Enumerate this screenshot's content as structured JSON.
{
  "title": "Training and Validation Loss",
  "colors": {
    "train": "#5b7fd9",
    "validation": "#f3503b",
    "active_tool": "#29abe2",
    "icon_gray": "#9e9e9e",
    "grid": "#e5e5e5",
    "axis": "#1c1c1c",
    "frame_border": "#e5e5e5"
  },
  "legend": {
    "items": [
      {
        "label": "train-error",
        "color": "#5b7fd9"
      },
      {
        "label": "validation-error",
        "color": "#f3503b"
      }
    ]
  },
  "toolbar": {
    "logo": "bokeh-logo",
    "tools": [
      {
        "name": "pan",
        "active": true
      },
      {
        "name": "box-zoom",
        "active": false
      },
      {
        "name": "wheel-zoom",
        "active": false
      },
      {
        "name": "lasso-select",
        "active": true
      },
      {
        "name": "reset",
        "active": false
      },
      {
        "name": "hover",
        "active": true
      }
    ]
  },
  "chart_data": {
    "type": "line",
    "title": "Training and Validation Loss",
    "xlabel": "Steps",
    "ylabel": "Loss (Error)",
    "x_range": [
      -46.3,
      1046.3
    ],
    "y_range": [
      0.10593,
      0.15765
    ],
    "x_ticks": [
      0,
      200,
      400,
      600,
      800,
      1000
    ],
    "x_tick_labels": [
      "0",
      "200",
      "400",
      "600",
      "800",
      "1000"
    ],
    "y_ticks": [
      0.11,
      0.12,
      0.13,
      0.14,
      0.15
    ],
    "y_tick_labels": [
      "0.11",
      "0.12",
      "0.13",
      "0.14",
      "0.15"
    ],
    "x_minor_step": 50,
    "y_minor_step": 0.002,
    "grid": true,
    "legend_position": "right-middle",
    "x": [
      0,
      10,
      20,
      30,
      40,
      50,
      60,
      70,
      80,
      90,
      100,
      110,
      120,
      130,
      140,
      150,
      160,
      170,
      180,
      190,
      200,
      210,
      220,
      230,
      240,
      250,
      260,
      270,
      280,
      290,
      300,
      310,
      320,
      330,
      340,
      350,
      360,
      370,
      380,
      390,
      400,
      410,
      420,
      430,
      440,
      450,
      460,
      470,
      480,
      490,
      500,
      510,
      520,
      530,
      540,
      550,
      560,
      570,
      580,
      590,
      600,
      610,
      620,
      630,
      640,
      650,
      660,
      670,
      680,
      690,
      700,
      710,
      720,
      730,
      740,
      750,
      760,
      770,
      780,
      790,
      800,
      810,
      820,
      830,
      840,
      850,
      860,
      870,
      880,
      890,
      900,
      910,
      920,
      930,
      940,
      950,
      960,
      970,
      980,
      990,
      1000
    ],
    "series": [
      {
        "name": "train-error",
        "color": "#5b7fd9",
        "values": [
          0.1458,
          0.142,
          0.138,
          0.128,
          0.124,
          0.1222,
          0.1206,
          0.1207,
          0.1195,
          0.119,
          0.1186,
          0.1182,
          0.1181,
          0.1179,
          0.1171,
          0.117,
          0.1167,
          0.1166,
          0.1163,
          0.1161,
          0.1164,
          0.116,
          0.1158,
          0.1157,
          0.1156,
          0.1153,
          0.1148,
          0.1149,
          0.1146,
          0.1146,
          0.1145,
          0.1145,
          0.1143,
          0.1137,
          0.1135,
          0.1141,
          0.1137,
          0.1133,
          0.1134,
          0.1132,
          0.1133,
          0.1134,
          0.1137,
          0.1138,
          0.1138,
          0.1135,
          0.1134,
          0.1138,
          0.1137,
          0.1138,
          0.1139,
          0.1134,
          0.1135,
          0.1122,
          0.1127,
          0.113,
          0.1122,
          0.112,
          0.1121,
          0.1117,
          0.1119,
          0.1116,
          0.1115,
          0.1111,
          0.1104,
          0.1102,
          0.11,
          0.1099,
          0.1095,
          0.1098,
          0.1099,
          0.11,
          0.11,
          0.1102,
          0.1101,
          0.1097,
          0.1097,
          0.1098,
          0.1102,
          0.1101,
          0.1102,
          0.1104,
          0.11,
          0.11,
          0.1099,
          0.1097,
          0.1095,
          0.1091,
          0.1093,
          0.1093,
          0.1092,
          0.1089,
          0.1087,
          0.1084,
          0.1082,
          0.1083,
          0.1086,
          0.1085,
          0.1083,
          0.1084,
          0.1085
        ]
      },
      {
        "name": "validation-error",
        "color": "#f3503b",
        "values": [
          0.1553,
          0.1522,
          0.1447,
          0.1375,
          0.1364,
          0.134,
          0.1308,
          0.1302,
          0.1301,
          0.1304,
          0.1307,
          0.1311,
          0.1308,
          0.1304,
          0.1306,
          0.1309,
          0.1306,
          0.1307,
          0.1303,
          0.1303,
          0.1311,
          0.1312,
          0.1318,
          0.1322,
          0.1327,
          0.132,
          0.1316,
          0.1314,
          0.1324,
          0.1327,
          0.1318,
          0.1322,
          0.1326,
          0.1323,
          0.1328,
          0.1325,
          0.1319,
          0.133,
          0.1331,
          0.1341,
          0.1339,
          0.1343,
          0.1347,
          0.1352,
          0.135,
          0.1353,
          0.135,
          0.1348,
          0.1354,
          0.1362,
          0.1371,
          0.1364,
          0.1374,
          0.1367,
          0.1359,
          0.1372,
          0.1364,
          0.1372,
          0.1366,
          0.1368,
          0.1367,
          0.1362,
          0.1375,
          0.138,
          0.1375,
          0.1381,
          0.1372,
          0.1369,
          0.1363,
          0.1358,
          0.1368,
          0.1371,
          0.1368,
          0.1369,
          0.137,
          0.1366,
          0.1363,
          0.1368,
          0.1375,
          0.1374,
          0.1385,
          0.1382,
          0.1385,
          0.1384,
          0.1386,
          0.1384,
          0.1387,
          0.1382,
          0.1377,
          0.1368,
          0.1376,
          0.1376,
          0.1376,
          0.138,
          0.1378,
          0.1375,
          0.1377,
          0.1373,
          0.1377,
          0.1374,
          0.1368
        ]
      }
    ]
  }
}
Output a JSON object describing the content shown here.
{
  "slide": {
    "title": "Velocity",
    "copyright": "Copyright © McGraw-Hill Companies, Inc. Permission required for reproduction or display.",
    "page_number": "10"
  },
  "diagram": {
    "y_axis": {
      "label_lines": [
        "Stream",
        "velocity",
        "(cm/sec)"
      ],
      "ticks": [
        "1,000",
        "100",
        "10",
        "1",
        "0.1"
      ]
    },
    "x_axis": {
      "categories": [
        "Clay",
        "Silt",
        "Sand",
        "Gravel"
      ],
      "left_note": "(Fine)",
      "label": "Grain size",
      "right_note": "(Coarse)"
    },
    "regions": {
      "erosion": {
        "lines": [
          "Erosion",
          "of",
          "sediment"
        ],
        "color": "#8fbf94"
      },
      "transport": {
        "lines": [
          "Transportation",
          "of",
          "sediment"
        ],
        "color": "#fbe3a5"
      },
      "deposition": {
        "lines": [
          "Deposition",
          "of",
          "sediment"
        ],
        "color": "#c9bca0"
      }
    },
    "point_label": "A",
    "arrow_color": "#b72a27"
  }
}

▸ Do this: Identify the lines in the records above that contain the word "content", then state how many there are and nothing more.

▸ Task solution: 2